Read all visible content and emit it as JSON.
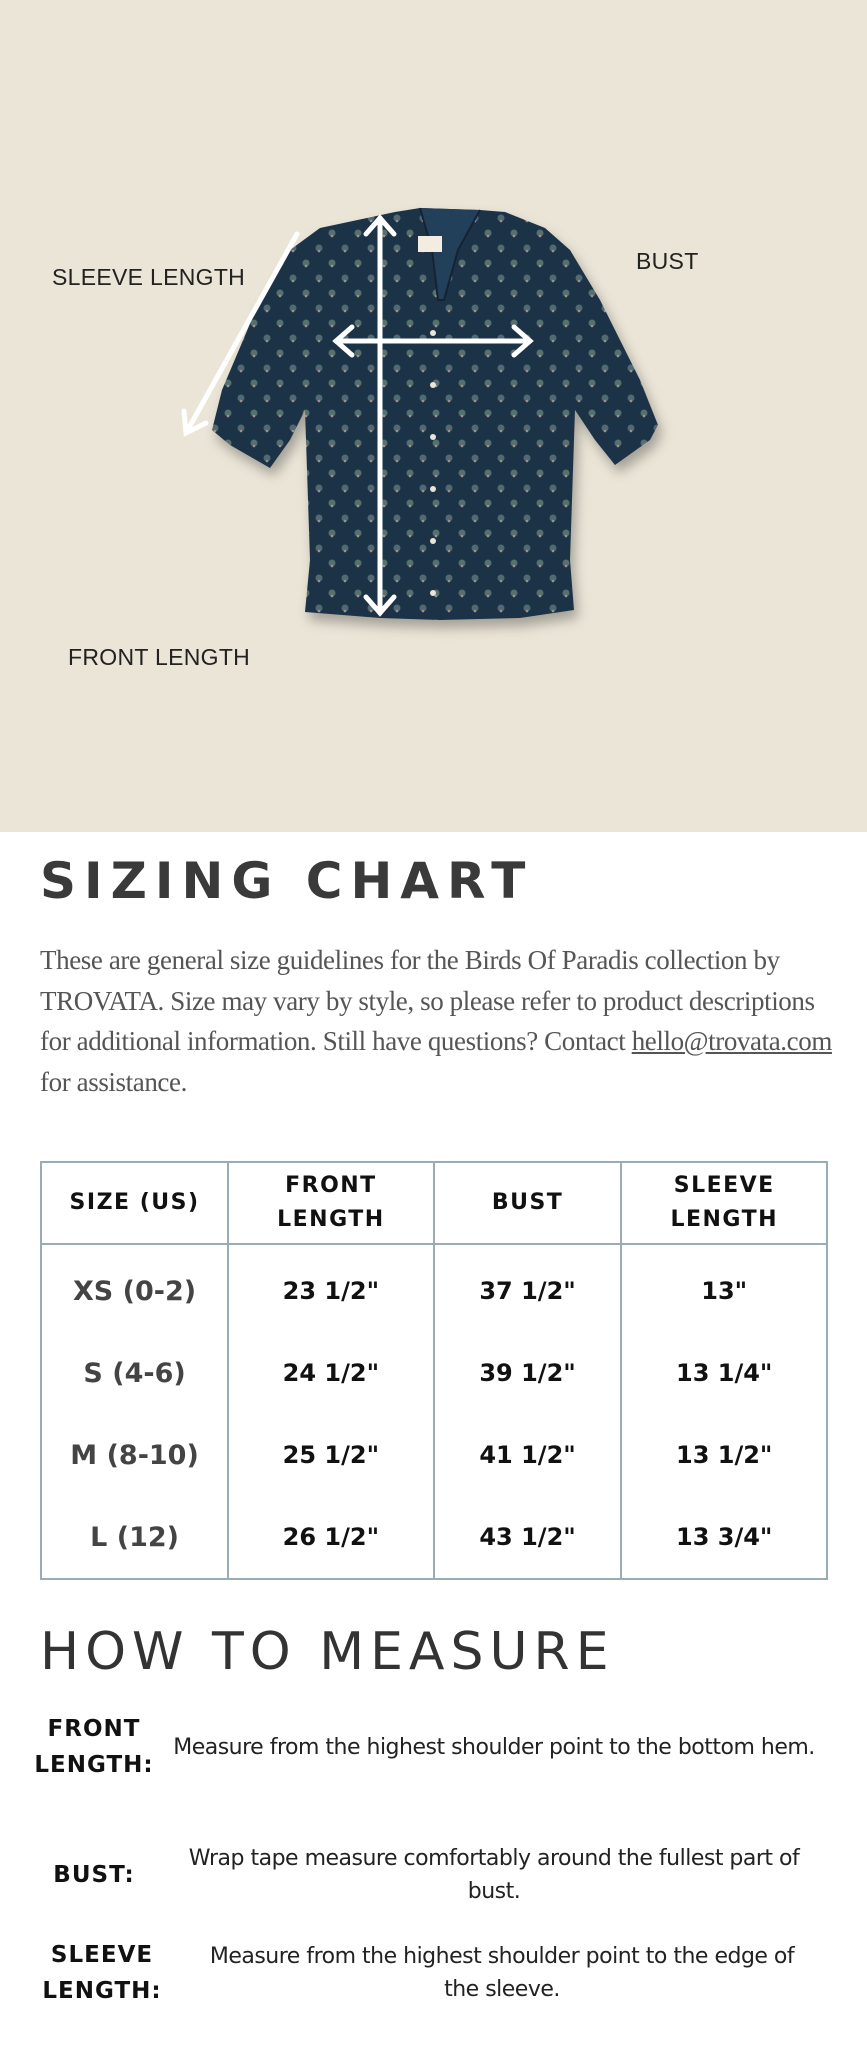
{
  "hero": {
    "labels": {
      "sleeve_length": "SLEEVE LENGTH",
      "bust": "BUST",
      "front_length": "FRONT LENGTH"
    },
    "background_color": "#ebe5d7",
    "garment_color": "#1f3346"
  },
  "sizing": {
    "title": "SIZING CHART",
    "intro_before": "These are general size guidelines for the Birds Of Paradis collection by TROVATA. Size may vary by style, so please refer to product descriptions for additional information. Still have questions? Contact ",
    "email": "hello@trovata.com",
    "intro_after": " for assistance."
  },
  "table": {
    "headers": [
      "SIZE (US)",
      "FRONT LENGTH",
      "BUST",
      "SLEEVE LENGTH"
    ],
    "rows": [
      [
        "XS (0-2)",
        "23 1/2\"",
        "37 1/2\"",
        "13\""
      ],
      [
        "S (4-6)",
        "24 1/2\"",
        "39 1/2\"",
        "13 1/4\""
      ],
      [
        "M (8-10)",
        "25 1/2\"",
        "41 1/2\"",
        "13 1/2\""
      ],
      [
        "L (12)",
        "26 1/2\"",
        "43 1/2\"",
        "13 3/4\""
      ]
    ],
    "border_color": "#9aacb3"
  },
  "measure": {
    "title": "HOW TO MEASURE",
    "items": [
      {
        "label": "FRONT LENGTH:",
        "text": "Measure from the highest shoulder point to the bottom hem."
      },
      {
        "label": "BUST:",
        "text": "Wrap tape measure comfortably around the fullest part of bust."
      },
      {
        "label": "SLEEVE LENGTH:",
        "text": "Measure from the highest shoulder point to the edge of the sleeve."
      }
    ]
  }
}
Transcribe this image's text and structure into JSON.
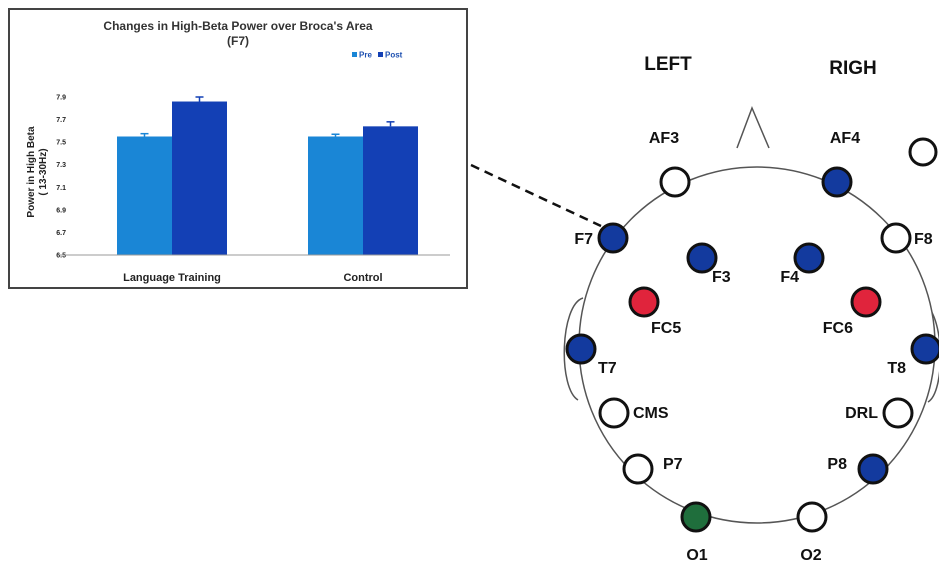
{
  "chart_data": {
    "type": "bar",
    "title": "Changes in High-Beta Power over Broca's Area",
    "subtitle": "(F7)",
    "ylabel_line1": "Power in High Beta",
    "ylabel_line2": "( 13-30Hz)",
    "xlabel": "",
    "categories": [
      "Language Training",
      "Control"
    ],
    "series": [
      {
        "name": "Pre",
        "values": [
          7.55,
          7.55
        ],
        "errors": [
          0.025,
          0.02
        ],
        "color": "#1a86d6"
      },
      {
        "name": "Post",
        "values": [
          7.86,
          7.64
        ],
        "errors": [
          0.04,
          0.04
        ],
        "color": "#1340b5"
      }
    ],
    "ylim": [
      6.5,
      7.9
    ],
    "yticks": [
      "7.9",
      "7.7",
      "7.5",
      "7.3",
      "7.1",
      "6.9",
      "6.7",
      "6.5"
    ],
    "legend_position": "top-right",
    "grid": false
  },
  "head_map": {
    "left_label": "LEFT",
    "right_label": "RIGH",
    "colors": {
      "blue": "#133a9e",
      "red": "#e0243c",
      "green": "#1f6e3c",
      "white": "#ffffff"
    },
    "electrodes": [
      {
        "label": "AF3",
        "color": "white"
      },
      {
        "label": "AF4",
        "color": "blue"
      },
      {
        "label": "F7",
        "color": "blue"
      },
      {
        "label": "F8",
        "color": "white"
      },
      {
        "label": "F3",
        "color": "blue"
      },
      {
        "label": "F4",
        "color": "blue"
      },
      {
        "label": "FC5",
        "color": "red"
      },
      {
        "label": "FC6",
        "color": "red"
      },
      {
        "label": "T7",
        "color": "blue"
      },
      {
        "label": "T8",
        "color": "blue"
      },
      {
        "label": "CMS",
        "color": "white"
      },
      {
        "label": "DRL",
        "color": "white"
      },
      {
        "label": "P7",
        "color": "white"
      },
      {
        "label": "P8",
        "color": "blue"
      },
      {
        "label": "O1",
        "color": "green"
      },
      {
        "label": "O2",
        "color": "white"
      }
    ],
    "extra_marker_color": "white"
  }
}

[PROBLEM DESCRIPTION] Transcribe all the data word for word; the images stay out.

[WRITTEN RESPONSE]
Read all visible content and emit it as JSON.
{
  "hero": {
    "labels": {
      "sleeve_length": "SLEEVE LENGTH",
      "bust": "BUST",
      "front_length": "FRONT LENGTH"
    },
    "background_color": "#ebe5d7",
    "garment_color": "#1f3346"
  },
  "sizing": {
    "title": "SIZING CHART",
    "intro_before": "These are general size guidelines for the Birds Of Paradis collection by TROVATA. Size may vary by style, so please refer to product descriptions for additional information. Still have questions? Contact ",
    "email": "hello@trovata.com",
    "intro_after": " for assistance."
  },
  "table": {
    "headers": [
      "SIZE (US)",
      "FRONT LENGTH",
      "BUST",
      "SLEEVE LENGTH"
    ],
    "rows": [
      [
        "XS (0-2)",
        "23 1/2\"",
        "37 1/2\"",
        "13\""
      ],
      [
        "S (4-6)",
        "24 1/2\"",
        "39 1/2\"",
        "13 1/4\""
      ],
      [
        "M (8-10)",
        "25 1/2\"",
        "41 1/2\"",
        "13 1/2\""
      ],
      [
        "L (12)",
        "26 1/2\"",
        "43 1/2\"",
        "13 3/4\""
      ]
    ],
    "border_color": "#9aacb3"
  },
  "measure": {
    "title": "HOW TO MEASURE",
    "items": [
      {
        "label": "FRONT LENGTH:",
        "text": "Measure from the highest shoulder point to the bottom hem."
      },
      {
        "label": "BUST:",
        "text": "Wrap tape measure comfortably around the fullest part of bust."
      },
      {
        "label": "SLEEVE LENGTH:",
        "text": "Measure from the highest shoulder point to the edge of the sleeve."
      }
    ]
  }
}
Transcribe this image's text and structure into JSON.
{
  "chart_data": {
    "type": "bar",
    "title": "Changes in High-Beta Power over Broca's Area",
    "subtitle": "(F7)",
    "ylabel_line1": "Power in High Beta",
    "ylabel_line2": "( 13-30Hz)",
    "xlabel": "",
    "categories": [
      "Language Training",
      "Control"
    ],
    "series": [
      {
        "name": "Pre",
        "values": [
          7.55,
          7.55
        ],
        "errors": [
          0.025,
          0.02
        ],
        "color": "#1a86d6"
      },
      {
        "name": "Post",
        "values": [
          7.86,
          7.64
        ],
        "errors": [
          0.04,
          0.04
        ],
        "color": "#1340b5"
      }
    ],
    "ylim": [
      6.5,
      7.9
    ],
    "yticks": [
      "7.9",
      "7.7",
      "7.5",
      "7.3",
      "7.1",
      "6.9",
      "6.7",
      "6.5"
    ],
    "legend_position": "top-right",
    "grid": false
  },
  "head_map": {
    "left_label": "LEFT",
    "right_label": "RIGH",
    "colors": {
      "blue": "#133a9e",
      "red": "#e0243c",
      "green": "#1f6e3c",
      "white": "#ffffff"
    },
    "electrodes": [
      {
        "label": "AF3",
        "color": "white"
      },
      {
        "label": "AF4",
        "color": "blue"
      },
      {
        "label": "F7",
        "color": "blue"
      },
      {
        "label": "F8",
        "color": "white"
      },
      {
        "label": "F3",
        "color": "blue"
      },
      {
        "label": "F4",
        "color": "blue"
      },
      {
        "label": "FC5",
        "color": "red"
      },
      {
        "label": "FC6",
        "color": "red"
      },
      {
        "label": "T7",
        "color": "blue"
      },
      {
        "label": "T8",
        "color": "blue"
      },
      {
        "label": "CMS",
        "color": "white"
      },
      {
        "label": "DRL",
        "color": "white"
      },
      {
        "label": "P7",
        "color": "white"
      },
      {
        "label": "P8",
        "color": "blue"
      },
      {
        "label": "O1",
        "color": "green"
      },
      {
        "label": "O2",
        "color": "white"
      }
    ],
    "extra_marker_color": "white"
  }
}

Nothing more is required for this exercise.